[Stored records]
◇ ◇ ◇
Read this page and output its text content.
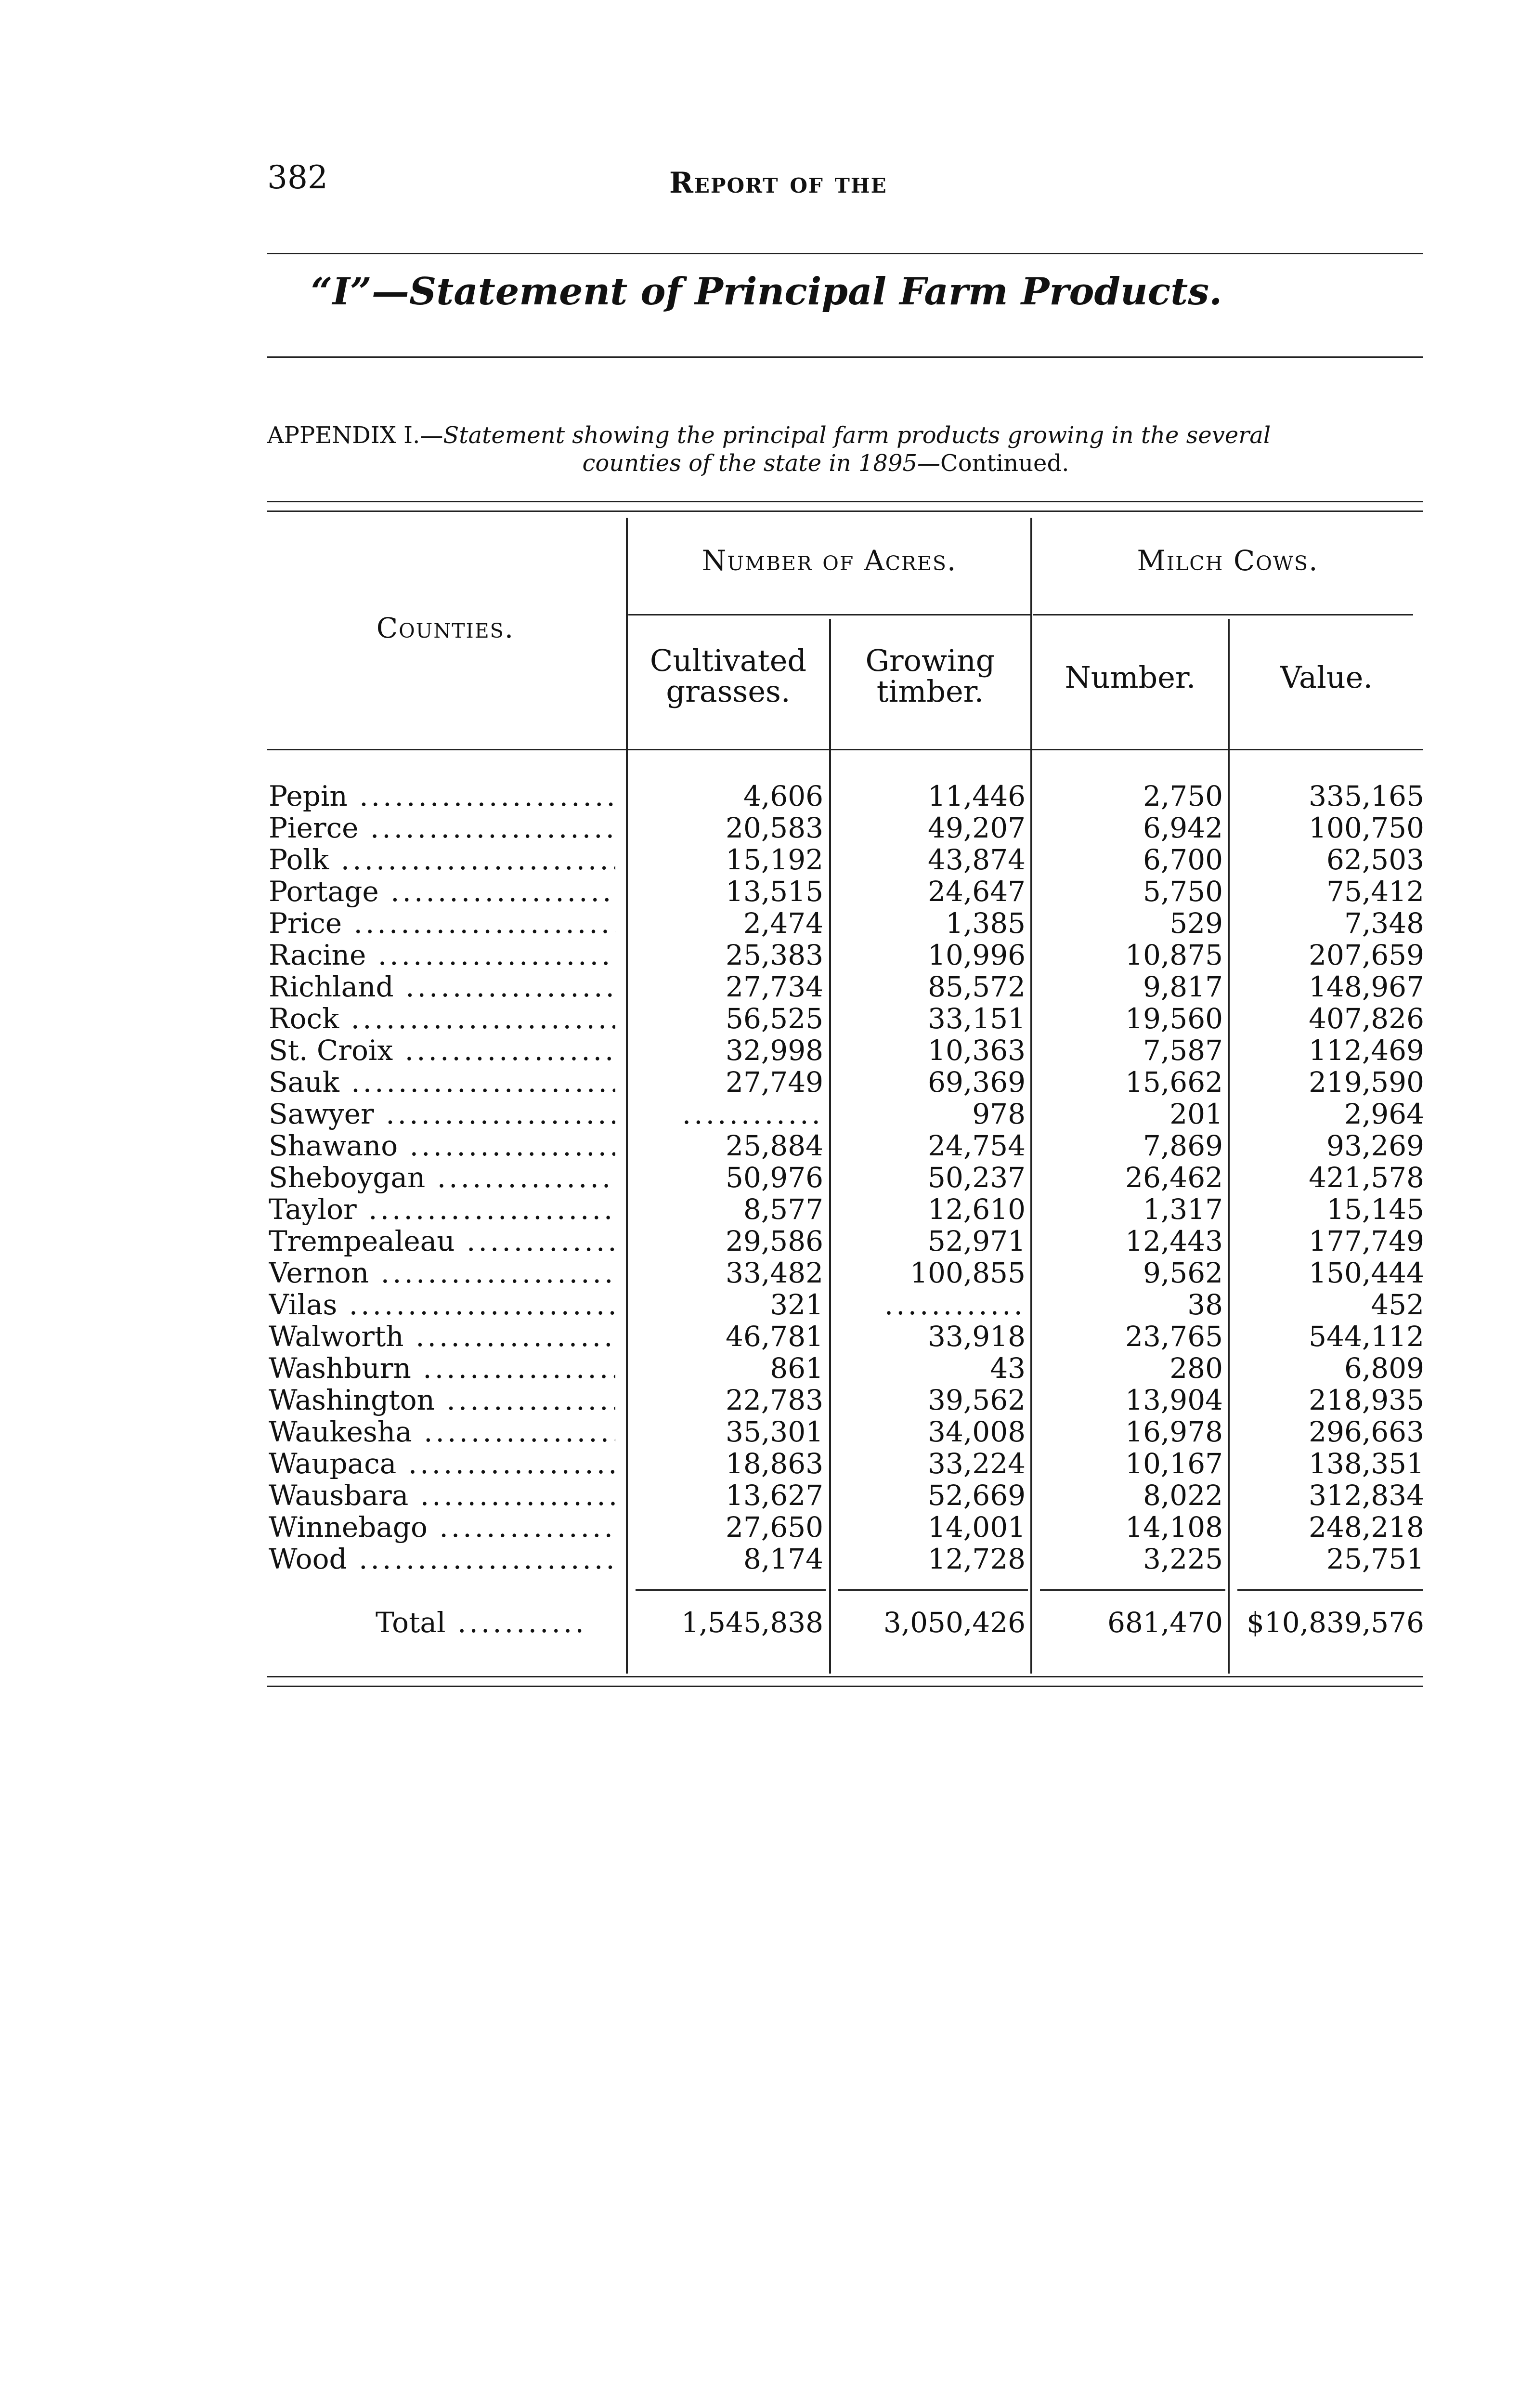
382	Report of the
“I”—Statement of Principal Farm Products.
APPENDIX I.—Statement showing the principal farm products growing in the several
counties of the state in 1895—Continued.
Counties.
Number of Acres.	Milch Cows.
Cultivated
grasses.
Growing
timber.	Number.	Value.
Pepin .....	4,606	11,446	2,750	335,165
Pierce .....	20,583	49,207	6,942	100,750
Polk .....	15,192	43,874	6,700	62,503
Portage .....	13,515	24,647	5,750	75,412
Price .....	2,474	1,385	529	7,348
Racine .....	25,383	10,996	10,875	207,659
Richland .....	27,734	85,572	9,817	148,967
Rock .....	56,525	33,151	19,560	407,826
St. Croix .....	32,998	10,363	7,587	112,469
Sauk .....	27,749	69,369	15,662	219,590
Sawyer .....	............	978	201	2,964
Shawano .....	25,884	24,754	7,869	93,269
Sheboygan .....	50,976	50,237	26,462	421,578
Taylor .....	8,577	12,610	1,317	15,145
Trempealeau .....	29,586	52,971	12,443	177,749
Vernon .....	33,482	100,855	9,562	150,444
Vilas .....	321	............	38	452
Walworth .....	46,781	33,918	23,765	544,112
Washburn .....	861	43	280	6,809
Washington .....	22,783	39,562	13,904	218,935
Waukesha .....	35,301	34,008	16,978	296,663
Waupaca .....	18,863	33,224	10,167	138,351
Wausbara .....	13,627	52,669	8,022	312,834
Winnebago .....	27,650	14,001	14,108	248,218
Wood .....	8,174	12,728	3,225	25,751
Total .....	1,545,838	3,050,426	681,470 $10,839,576
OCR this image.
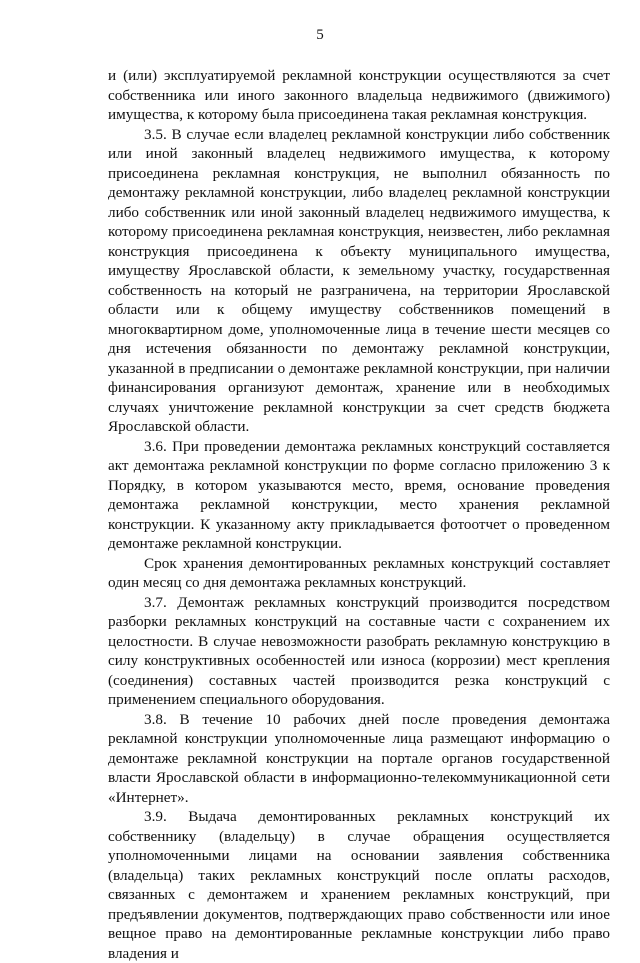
5

и (или) эксплуатируемой рекламной конструкции осуществляются за счет собственника или иного законного владельца недвижимого (движимого) имущества, к которому была присоединена такая рекламная конструкция.

3.5. В случае если владелец рекламной конструкции либо собственник или иной законный владелец недвижимого имущества, к которому присоединена рекламная конструкция, не выполнил обязанность по демонтажу рекламной конструкции, либо владелец рекламной конструкции либо собственник или иной законный владелец недвижимого имущества, к которому присоединена рекламная конструкция, неизвестен, либо рекламная конструкция присоединена к объекту муниципального имущества, имуществу Ярославской области, к земельному участку, государственная собственность на который не разграничена, на территории Ярославской области или к общему имуществу собственников помещений в многоквартирном доме, уполномоченные лица в течение шести месяцев со дня истечения обязанности по демонтажу рекламной конструкции, указанной в предписании о демонтаже рекламной конструкции, при наличии финансирования организуют демонтаж, хранение или в необходимых случаях уничтожение рекламной конструкции за счет средств бюджета Ярославской области.

3.6. При проведении демонтажа рекламных конструкций составляется акт демонтажа рекламной конструкции по форме согласно приложению 3 к Порядку, в котором указываются место, время, основание проведения демонтажа рекламной конструкции, место хранения рекламной конструкции. К указанному акту прикладывается фотоотчет о проведенном демонтаже рекламной конструкции.

Срок хранения демонтированных рекламных конструкций составляет один месяц со дня демонтажа рекламных конструкций.

3.7. Демонтаж рекламных конструкций производится посредством разборки рекламных конструкций на составные части с сохранением их целостности. В случае невозможности разобрать рекламную конструкцию в силу конструктивных особенностей или износа (коррозии) мест крепления (соединения) составных частей производится резка конструкций с применением специального оборудования.

3.8. В течение 10 рабочих дней после проведения демонтажа рекламной конструкции уполномоченные лица размещают информацию о демонтаже рекламной конструкции на портале органов государственной власти Ярославской области в информационно-телекоммуникационной сети «Интернет».

3.9. Выдача демонтированных рекламных конструкций их собственнику (владельцу) в случае обращения осуществляется уполномоченными лицами на основании заявления собственника (владельца) таких рекламных конструкций после оплаты расходов, связанных с демонтажем и хранением рекламных конструкций, при предъявлении документов, подтверждающих право собственности или иное вещное право на демонтированные рекламные конструкции либо право владения и
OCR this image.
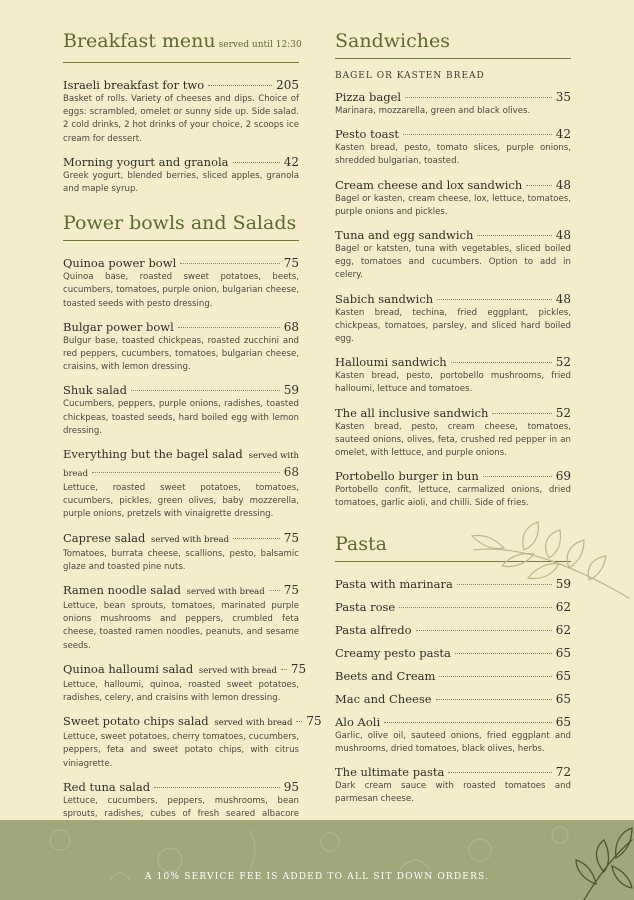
Breakfast menu served until 12:30
Israeli breakfast for two	205
Basket of rolls. Variety of cheeses and dips. Choice of eggs: scrambled, omelet or sunny side up. Side salad. 2 cold drinks, 2 hot drinks of your choice, 2 scoops ice cream for dessert.
Morning yogurt and granola	42
Greek yogurt, blended berries, sliced apples, granola and maple syrup.
Power bowls and Salads
Quinoa power bowl	75
Quinoa base, roasted sweet potatoes, beets, cucumbers, tomatoes, purple onion, bulgarian cheese, toasted seeds with pesto dressing.
Bulgar power bowl	68
Bulgur base, toasted chickpeas, roasted zucchini and red peppers, cucumbers, tomatoes, bulgarian cheese, craisins, with lemon dressing.
Shuk salad	59
Cucumbers, peppers, purple onions, radishes, toasted chickpeas, toasted seeds, hard boiled egg with lemon dressing.
Everything but the bagel salad served with
bread	68
Lettuce, roasted sweet potatoes, tomatoes, cucumbers, pickles, green olives, baby mozzerella, purple onions, pretzels with vinaigrette dressing.
Caprese salad served with bread	75
Tomatoes, burrata cheese, scallions, pesto, balsamic glaze and toasted pine nuts.
Ramen noodle salad served with bread 75
Lettuce, bean sprouts, tomatoes, marinated purple onions mushrooms and peppers, crumbled feta cheese, toasted ramen noodles, peanuts, and sesame seeds.
Quinoa halloumi salad served with bread 75
Lettuce, halloumi, quinoa, roasted sweet potatoes, radishes, celery, and craisins with lemon dressing.
Sweet potato chips salad served with bread 75
Lettuce, sweet potatoes, cherry tomatoes, cucumbers, peppers, feta and sweet potato chips, with citrus viniagrette.
Red tuna salad	95
Lettuce, cucumbers, peppers, mushrooms, bean sprouts, radishes, cubes of fresh seared albacore
Sandwiches
BAGEL OR KASTEN BREAD
Pizza bagel	35
Marinara, mozzarella, green and black olives.
Pesto toast	42
Kasten bread, pesto, tomato slices, purple onions, shredded bulgarian, toasted.
Cream cheese and lox sandwich	48
Bagel or kasten, cream cheese, lox, lettuce, tomatoes, purple onions and pickles.
Tuna and egg sandwich	48
Bagel or katsten, tuna with vegetables, sliced boiled egg, tomatoes and cucumbers. Option to add in celery.
Sabich sandwich	48
Kasten bread, techina, fried eggplant, pickles, chickpeas, tomatoes, parsley, and sliced hard boiled egg.
Halloumi sandwich	52
Kasten bread, pesto, portobello mushrooms, fried halloumi, lettuce and tomatoes.
The all inclusive sandwich	52
Kasten bread, pesto, cream cheese, tomatoes, sauteed onions, olives, feta, crushed red pepper in an omelet, with lettuce, and purple onions.
Portobello burger in bun	69
Portobello confit, lettuce, carmalized onions, dried tomatoes, garlic aioli, and chilli. Side of fries.
Pasta
Pasta with marinara	59
Pasta rose	62
Pasta alfredo	62
Creamy pesto pasta	65
Beets and Cream	65
Mac and Cheese	65
Alo Aoli	65
Garlic, olive oil, sauteed onions, fried eggplant and mushrooms, dried tomatoes, black olives, herbs.
The ultimate pasta	72
Dark cream sauce with roasted tomatoes and parmesan cheese.
A 10% SERVICE FEE IS ADDED TO ALL SIT DOWN ORDERS.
◇ ◇ ◇
What you have to do ▸
Pick out all lines from the data above in which the word "хранения" appears.

Solution below ▸
3.6. При проведении демонтажа рекламных конструкций составляется акт демонтажа рекламной конструкции по форме согласно приложению 3 к Порядку, в котором указываются место, время, основание проведения демонтажа рекламной конструкции, место хранения рекламной конструкции. К указанному акту прикладывается фотоотчет о проведенном демонтаже рекламной конструкции.
Срок хранения демонтированных рекламных конструкций составляет один месяц со дня демонтажа рекламных конструкций.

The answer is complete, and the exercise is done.